===== Information supplied =====

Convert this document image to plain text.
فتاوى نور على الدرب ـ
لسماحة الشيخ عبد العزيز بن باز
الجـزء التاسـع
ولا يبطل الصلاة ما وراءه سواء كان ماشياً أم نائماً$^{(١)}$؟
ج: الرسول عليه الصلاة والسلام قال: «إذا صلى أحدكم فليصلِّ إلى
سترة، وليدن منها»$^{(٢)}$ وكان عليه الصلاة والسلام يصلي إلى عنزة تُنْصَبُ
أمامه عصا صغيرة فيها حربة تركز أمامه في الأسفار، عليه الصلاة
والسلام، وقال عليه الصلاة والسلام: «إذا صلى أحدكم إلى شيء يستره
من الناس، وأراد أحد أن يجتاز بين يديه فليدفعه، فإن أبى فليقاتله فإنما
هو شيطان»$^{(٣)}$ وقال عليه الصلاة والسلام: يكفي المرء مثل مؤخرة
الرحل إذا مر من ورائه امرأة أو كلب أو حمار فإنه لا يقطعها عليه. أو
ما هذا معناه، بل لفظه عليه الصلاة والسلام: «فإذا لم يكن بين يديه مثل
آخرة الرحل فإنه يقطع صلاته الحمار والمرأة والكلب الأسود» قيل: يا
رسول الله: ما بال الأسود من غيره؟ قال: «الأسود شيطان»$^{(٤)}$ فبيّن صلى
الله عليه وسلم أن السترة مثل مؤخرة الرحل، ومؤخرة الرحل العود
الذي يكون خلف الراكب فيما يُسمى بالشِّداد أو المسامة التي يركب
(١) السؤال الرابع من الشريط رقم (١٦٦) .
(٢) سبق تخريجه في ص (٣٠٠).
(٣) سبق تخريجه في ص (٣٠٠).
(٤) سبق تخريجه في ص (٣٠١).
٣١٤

=====

### Problem
Set down the entries verbatim, leaving none out.

### Result for this exercise
Convert this document image to plain text.
فتاوى نور على الدرب ـ
لسماحة الشيخ عبد العزيز بن باز
الجـزء التاسـع
ولا يبطل الصلاة ما وراءه سواء كان ماشياً أم نائماً$^{(١)}$؟
ج: الرسول عليه الصلاة والسلام قال: «إذا صلى أحدكم فليصلِّ إلى
سترة، وليدن منها»$^{(٢)}$ وكان عليه الصلاة والسلام يصلي إلى عنزة تُنْصَبُ
أمامه عصا صغيرة فيها حربة تركز أمامه في الأسفار، عليه الصلاة
والسلام، وقال عليه الصلاة والسلام: «إذا صلى أحدكم إلى شيء يستره
من الناس، وأراد أحد أن يجتاز بين يديه فليدفعه، فإن أبى فليقاتله فإنما
هو شيطان»$^{(٣)}$ وقال عليه الصلاة والسلام: يكفي المرء مثل مؤخرة
الرحل إذا مر من ورائه امرأة أو كلب أو حمار فإنه لا يقطعها عليه. أو
ما هذا معناه، بل لفظه عليه الصلاة والسلام: «فإذا لم يكن بين يديه مثل
آخرة الرحل فإنه يقطع صلاته الحمار والمرأة والكلب الأسود» قيل: يا
رسول الله: ما بال الأسود من غيره؟ قال: «الأسود شيطان»$^{(٤)}$ فبيّن صلى
الله عليه وسلم أن السترة مثل مؤخرة الرحل، ومؤخرة الرحل العود
الذي يكون خلف الراكب فيما يُسمى بالشِّداد أو المسامة التي يركب
(١) السؤال الرابع من الشريط رقم (١٦٦) .
(٢) سبق تخريجه في ص (٣٠٠).
(٣) سبق تخريجه في ص (٣٠٠).
(٤) سبق تخريجه في ص (٣٠١).
٣١٤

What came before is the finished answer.